- _To be done_: Please list all lines of the material below in which the string "this" occurs.

━━━━━ Data entries

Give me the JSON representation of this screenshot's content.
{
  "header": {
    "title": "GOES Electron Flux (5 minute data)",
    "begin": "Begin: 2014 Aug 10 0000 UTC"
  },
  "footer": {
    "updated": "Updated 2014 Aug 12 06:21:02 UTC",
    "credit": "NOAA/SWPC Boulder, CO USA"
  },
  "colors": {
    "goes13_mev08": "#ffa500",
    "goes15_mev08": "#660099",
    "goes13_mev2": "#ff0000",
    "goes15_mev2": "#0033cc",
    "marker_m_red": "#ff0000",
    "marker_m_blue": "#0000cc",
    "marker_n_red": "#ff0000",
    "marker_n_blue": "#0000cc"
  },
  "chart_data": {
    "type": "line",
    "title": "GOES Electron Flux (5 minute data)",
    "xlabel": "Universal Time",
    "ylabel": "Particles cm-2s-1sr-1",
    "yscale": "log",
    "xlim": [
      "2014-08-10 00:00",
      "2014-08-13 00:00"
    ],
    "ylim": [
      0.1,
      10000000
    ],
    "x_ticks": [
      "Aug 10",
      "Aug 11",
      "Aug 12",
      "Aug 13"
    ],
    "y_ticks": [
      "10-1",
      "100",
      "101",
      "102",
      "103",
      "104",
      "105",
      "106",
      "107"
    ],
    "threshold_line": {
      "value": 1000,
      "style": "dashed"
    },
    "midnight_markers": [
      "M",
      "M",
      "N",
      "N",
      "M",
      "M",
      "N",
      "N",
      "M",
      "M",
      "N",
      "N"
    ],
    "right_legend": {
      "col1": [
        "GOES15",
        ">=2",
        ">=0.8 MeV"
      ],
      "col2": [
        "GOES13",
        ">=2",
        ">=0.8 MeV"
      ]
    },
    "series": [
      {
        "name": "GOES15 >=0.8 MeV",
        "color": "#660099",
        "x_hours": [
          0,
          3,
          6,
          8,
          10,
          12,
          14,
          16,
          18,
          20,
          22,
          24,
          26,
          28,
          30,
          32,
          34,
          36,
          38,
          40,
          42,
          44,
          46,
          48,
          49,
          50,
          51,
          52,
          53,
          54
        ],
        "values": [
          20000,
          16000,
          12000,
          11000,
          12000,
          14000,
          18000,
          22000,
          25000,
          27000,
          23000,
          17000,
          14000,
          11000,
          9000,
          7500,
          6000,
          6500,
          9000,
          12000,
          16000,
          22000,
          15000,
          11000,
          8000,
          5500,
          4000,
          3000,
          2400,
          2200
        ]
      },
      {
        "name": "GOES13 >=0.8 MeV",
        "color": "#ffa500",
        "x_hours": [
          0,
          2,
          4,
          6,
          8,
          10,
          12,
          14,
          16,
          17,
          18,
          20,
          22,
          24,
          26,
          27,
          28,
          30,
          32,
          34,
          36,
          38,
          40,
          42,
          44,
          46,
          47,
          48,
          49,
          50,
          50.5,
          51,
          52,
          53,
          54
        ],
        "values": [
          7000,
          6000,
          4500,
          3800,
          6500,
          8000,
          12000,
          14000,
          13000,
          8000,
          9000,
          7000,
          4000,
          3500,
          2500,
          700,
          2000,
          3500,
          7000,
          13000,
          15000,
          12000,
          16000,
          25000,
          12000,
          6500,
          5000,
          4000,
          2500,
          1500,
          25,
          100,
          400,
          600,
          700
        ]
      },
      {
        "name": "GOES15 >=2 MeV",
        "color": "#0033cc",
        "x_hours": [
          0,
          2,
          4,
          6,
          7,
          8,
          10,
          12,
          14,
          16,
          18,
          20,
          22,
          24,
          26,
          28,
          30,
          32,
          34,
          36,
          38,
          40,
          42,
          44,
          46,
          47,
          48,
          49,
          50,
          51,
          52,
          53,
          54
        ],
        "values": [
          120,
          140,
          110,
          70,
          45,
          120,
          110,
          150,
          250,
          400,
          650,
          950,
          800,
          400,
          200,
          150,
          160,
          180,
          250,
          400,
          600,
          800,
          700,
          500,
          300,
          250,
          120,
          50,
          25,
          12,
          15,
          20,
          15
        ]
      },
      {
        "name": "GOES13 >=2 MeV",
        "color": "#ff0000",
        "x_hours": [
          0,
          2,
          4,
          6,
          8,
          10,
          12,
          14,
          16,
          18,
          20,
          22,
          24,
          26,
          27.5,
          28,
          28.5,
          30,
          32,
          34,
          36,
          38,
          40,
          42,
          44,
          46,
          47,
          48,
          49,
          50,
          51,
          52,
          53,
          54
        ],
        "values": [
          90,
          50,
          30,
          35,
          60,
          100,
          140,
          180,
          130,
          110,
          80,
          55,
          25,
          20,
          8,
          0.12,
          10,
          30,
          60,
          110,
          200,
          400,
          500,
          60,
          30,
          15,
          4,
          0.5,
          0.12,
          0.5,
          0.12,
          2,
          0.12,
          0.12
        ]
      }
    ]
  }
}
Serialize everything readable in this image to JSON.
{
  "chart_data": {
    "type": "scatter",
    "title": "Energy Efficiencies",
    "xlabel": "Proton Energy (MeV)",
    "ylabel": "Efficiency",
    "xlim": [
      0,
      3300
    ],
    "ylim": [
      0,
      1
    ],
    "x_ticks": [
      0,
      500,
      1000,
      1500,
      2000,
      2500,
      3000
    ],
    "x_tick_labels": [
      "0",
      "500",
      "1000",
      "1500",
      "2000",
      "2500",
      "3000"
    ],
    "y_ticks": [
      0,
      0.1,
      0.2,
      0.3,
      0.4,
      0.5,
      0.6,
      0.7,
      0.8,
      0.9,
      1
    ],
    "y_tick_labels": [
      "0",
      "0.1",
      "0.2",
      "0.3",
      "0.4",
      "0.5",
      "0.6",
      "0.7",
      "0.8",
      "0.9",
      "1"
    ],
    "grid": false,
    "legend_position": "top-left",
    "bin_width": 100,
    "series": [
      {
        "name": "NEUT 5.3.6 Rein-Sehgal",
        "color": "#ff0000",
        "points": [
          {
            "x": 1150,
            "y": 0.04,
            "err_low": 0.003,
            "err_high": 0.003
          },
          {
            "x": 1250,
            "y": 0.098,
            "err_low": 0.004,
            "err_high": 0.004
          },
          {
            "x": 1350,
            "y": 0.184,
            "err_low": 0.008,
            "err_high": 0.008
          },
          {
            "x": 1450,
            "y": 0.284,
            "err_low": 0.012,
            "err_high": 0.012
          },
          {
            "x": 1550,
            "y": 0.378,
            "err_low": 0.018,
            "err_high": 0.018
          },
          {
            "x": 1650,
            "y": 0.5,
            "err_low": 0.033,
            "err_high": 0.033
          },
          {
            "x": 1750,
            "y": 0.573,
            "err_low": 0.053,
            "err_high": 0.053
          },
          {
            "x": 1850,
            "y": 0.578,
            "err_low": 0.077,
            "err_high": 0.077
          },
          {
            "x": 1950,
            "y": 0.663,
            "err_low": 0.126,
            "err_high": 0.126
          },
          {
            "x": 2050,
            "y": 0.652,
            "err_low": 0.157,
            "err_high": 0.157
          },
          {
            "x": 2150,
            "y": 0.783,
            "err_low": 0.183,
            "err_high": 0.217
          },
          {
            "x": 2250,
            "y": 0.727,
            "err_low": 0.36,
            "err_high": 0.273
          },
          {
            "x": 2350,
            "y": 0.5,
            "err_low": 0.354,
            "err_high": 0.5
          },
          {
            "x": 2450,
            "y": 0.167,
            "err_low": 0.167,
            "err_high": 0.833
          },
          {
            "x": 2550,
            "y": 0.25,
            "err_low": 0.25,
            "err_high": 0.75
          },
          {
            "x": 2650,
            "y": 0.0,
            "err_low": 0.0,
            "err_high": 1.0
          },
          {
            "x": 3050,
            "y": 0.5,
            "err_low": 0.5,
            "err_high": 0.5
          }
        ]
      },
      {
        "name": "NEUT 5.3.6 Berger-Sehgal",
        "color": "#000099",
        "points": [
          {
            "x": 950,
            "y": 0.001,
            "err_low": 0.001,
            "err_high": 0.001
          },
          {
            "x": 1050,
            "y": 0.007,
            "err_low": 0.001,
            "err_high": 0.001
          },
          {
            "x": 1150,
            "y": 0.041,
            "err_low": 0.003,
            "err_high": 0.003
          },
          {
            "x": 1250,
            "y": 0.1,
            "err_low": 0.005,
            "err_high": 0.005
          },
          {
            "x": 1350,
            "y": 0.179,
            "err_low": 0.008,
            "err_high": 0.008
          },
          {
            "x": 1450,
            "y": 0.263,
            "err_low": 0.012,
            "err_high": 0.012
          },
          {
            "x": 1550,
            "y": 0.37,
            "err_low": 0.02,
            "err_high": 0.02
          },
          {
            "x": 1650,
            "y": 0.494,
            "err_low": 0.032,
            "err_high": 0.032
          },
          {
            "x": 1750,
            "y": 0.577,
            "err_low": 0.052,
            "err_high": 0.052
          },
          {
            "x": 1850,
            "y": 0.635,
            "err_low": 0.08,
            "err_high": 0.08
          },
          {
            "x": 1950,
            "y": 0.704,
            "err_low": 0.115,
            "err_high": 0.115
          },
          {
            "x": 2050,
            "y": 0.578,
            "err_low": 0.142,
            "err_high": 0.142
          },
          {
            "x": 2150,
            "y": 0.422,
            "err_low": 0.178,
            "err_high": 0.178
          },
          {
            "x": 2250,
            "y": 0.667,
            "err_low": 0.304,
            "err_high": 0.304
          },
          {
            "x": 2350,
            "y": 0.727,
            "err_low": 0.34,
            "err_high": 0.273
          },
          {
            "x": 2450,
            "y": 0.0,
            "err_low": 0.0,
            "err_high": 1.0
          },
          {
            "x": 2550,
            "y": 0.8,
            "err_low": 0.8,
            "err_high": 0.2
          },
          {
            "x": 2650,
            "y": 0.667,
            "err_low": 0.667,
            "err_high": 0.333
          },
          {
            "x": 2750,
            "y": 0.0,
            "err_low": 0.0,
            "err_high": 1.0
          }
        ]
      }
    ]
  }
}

━━━━━━━━━━

- _Task result_:
Give me the JSON representation of this screenshot's content.
Serialize everything readable in this image to JSON.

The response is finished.